● **To do**: Output all lines exactly.
## begin Data section
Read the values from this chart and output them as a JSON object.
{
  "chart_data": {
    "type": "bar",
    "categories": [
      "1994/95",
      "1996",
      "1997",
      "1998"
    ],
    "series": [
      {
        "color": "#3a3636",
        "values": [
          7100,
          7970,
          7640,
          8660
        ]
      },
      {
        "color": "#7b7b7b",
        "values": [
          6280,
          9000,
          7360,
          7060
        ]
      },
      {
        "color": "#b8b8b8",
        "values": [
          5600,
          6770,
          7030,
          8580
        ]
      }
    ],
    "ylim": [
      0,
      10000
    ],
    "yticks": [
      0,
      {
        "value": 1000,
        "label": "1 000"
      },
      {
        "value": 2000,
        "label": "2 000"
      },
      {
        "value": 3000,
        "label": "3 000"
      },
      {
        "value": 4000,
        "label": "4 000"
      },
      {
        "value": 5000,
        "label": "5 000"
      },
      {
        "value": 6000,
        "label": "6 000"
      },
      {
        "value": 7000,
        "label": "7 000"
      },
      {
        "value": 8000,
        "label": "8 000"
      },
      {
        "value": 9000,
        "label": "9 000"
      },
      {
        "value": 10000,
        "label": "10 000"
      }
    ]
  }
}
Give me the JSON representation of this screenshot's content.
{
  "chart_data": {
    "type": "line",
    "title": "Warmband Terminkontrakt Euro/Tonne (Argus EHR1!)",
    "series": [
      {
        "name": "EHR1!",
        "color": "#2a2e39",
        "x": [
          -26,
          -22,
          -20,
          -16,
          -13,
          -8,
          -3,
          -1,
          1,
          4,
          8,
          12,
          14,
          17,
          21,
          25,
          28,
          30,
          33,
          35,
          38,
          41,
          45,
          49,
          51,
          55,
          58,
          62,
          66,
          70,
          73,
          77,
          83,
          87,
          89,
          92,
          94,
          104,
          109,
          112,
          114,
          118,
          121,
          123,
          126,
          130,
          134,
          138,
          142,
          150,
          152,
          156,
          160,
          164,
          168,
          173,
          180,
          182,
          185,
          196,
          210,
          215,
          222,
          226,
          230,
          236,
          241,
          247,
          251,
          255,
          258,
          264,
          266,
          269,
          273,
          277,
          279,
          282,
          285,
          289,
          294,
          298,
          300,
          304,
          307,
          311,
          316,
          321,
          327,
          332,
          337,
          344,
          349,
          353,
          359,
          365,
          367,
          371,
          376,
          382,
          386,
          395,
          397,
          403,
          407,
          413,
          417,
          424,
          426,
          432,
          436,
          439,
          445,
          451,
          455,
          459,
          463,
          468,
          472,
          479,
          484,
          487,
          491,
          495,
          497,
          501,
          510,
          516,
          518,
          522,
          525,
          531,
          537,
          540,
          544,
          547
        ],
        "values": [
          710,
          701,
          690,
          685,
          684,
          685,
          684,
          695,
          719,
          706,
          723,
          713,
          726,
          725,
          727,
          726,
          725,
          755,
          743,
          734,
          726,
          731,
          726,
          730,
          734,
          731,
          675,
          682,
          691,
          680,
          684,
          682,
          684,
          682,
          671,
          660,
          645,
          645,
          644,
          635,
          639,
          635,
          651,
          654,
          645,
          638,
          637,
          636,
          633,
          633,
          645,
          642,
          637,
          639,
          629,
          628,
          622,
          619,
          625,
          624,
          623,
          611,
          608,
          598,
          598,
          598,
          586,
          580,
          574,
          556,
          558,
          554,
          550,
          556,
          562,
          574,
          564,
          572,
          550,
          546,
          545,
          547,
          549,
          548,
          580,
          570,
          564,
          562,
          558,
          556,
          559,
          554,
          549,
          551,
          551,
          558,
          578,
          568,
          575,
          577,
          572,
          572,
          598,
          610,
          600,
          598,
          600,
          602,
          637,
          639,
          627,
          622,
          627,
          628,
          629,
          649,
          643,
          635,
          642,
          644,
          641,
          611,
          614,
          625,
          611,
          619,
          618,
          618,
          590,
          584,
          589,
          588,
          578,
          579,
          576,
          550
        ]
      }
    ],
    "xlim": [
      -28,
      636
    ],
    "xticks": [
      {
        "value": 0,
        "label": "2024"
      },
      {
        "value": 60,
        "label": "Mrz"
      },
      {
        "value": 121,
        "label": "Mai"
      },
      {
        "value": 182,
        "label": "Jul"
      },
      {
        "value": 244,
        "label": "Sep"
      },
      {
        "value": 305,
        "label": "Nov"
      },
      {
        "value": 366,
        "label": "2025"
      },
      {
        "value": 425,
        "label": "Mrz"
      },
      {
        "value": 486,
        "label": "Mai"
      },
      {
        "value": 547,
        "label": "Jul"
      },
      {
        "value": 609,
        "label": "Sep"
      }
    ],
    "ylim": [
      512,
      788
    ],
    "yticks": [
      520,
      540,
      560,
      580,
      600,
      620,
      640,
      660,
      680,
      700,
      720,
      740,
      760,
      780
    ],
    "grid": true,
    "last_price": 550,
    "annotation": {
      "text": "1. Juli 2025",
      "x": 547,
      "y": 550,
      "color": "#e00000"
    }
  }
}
## end Data section
● **Reply**:
Read the values from this chart and output them as a JSON object.
{
  "chart_data": {
    "type": "bar",
    "categories": [
      "1994/95",
      "1996",
      "1997",
      "1998"
    ],
    "series": [
      {
        "color": "#3a3636",
        "values": [
          7100,
          7970,
          7640,
          8660
        ]
      },
      {
        "color": "#7b7b7b",
        "values": [
          6280,
          9000,
          7360,
          7060
        ]
      },
      {
        "color": "#b8b8b8",
        "values": [
          5600,
          6770,
          7030,
          8580
        ]
      }
    ],
    "ylim": [
      0,
      10000
    ],
    "yticks": [
      0,
      {
        "value": 1000,
        "label": "1 000"
      },
      {
        "value": 2000,
        "label": "2 000"
      },
      {
        "value": 3000,
        "label": "3 000"
      },
      {
        "value": 4000,
        "label": "4 000"
      },
      {
        "value": 5000,
        "label": "5 000"
      },
      {
        "value": 6000,
        "label": "6 000"
      },
      {
        "value": 7000,
        "label": "7 000"
      },
      {
        "value": 8000,
        "label": "8 000"
      },
      {
        "value": 9000,
        "label": "9 000"
      },
      {
        "value": 10000,
        "label": "10 000"
      }
    ]
  }
}
Give me the JSON representation of this screenshot's content.
{
  "chart_data": {
    "type": "line",
    "title": "Warmband Terminkontrakt Euro/Tonne (Argus EHR1!)",
    "series": [
      {
        "name": "EHR1!",
        "color": "#2a2e39",
        "x": [
          -26,
          -22,
          -20,
          -16,
          -13,
          -8,
          -3,
          -1,
          1,
          4,
          8,
          12,
          14,
          17,
          21,
          25,
          28,
          30,
          33,
          35,
          38,
          41,
          45,
          49,
          51,
          55,
          58,
          62,
          66,
          70,
          73,
          77,
          83,
          87,
          89,
          92,
          94,
          104,
          109,
          112,
          114,
          118,
          121,
          123,
          126,
          130,
          134,
          138,
          142,
          150,
          152,
          156,
          160,
          164,
          168,
          173,
          180,
          182,
          185,
          196,
          210,
          215,
          222,
          226,
          230,
          236,
          241,
          247,
          251,
          255,
          258,
          264,
          266,
          269,
          273,
          277,
          279,
          282,
          285,
          289,
          294,
          298,
          300,
          304,
          307,
          311,
          316,
          321,
          327,
          332,
          337,
          344,
          349,
          353,
          359,
          365,
          367,
          371,
          376,
          382,
          386,
          395,
          397,
          403,
          407,
          413,
          417,
          424,
          426,
          432,
          436,
          439,
          445,
          451,
          455,
          459,
          463,
          468,
          472,
          479,
          484,
          487,
          491,
          495,
          497,
          501,
          510,
          516,
          518,
          522,
          525,
          531,
          537,
          540,
          544,
          547
        ],
        "values": [
          710,
          701,
          690,
          685,
          684,
          685,
          684,
          695,
          719,
          706,
          723,
          713,
          726,
          725,
          727,
          726,
          725,
          755,
          743,
          734,
          726,
          731,
          726,
          730,
          734,
          731,
          675,
          682,
          691,
          680,
          684,
          682,
          684,
          682,
          671,
          660,
          645,
          645,
          644,
          635,
          639,
          635,
          651,
          654,
          645,
          638,
          637,
          636,
          633,
          633,
          645,
          642,
          637,
          639,
          629,
          628,
          622,
          619,
          625,
          624,
          623,
          611,
          608,
          598,
          598,
          598,
          586,
          580,
          574,
          556,
          558,
          554,
          550,
          556,
          562,
          574,
          564,
          572,
          550,
          546,
          545,
          547,
          549,
          548,
          580,
          570,
          564,
          562,
          558,
          556,
          559,
          554,
          549,
          551,
          551,
          558,
          578,
          568,
          575,
          577,
          572,
          572,
          598,
          610,
          600,
          598,
          600,
          602,
          637,
          639,
          627,
          622,
          627,
          628,
          629,
          649,
          643,
          635,
          642,
          644,
          641,
          611,
          614,
          625,
          611,
          619,
          618,
          618,
          590,
          584,
          589,
          588,
          578,
          579,
          576,
          550
        ]
      }
    ],
    "xlim": [
      -28,
      636
    ],
    "xticks": [
      {
        "value": 0,
        "label": "2024"
      },
      {
        "value": 60,
        "label": "Mrz"
      },
      {
        "value": 121,
        "label": "Mai"
      },
      {
        "value": 182,
        "label": "Jul"
      },
      {
        "value": 244,
        "label": "Sep"
      },
      {
        "value": 305,
        "label": "Nov"
      },
      {
        "value": 366,
        "label": "2025"
      },
      {
        "value": 425,
        "label": "Mrz"
      },
      {
        "value": 486,
        "label": "Mai"
      },
      {
        "value": 547,
        "label": "Jul"
      },
      {
        "value": 609,
        "label": "Sep"
      }
    ],
    "ylim": [
      512,
      788
    ],
    "yticks": [
      520,
      540,
      560,
      580,
      600,
      620,
      640,
      660,
      680,
      700,
      720,
      740,
      760,
      780
    ],
    "grid": true,
    "last_price": 550,
    "annotation": {
      "text": "1. Juli 2025",
      "x": 547,
      "y": 550,
      "color": "#e00000"
    }
  }
}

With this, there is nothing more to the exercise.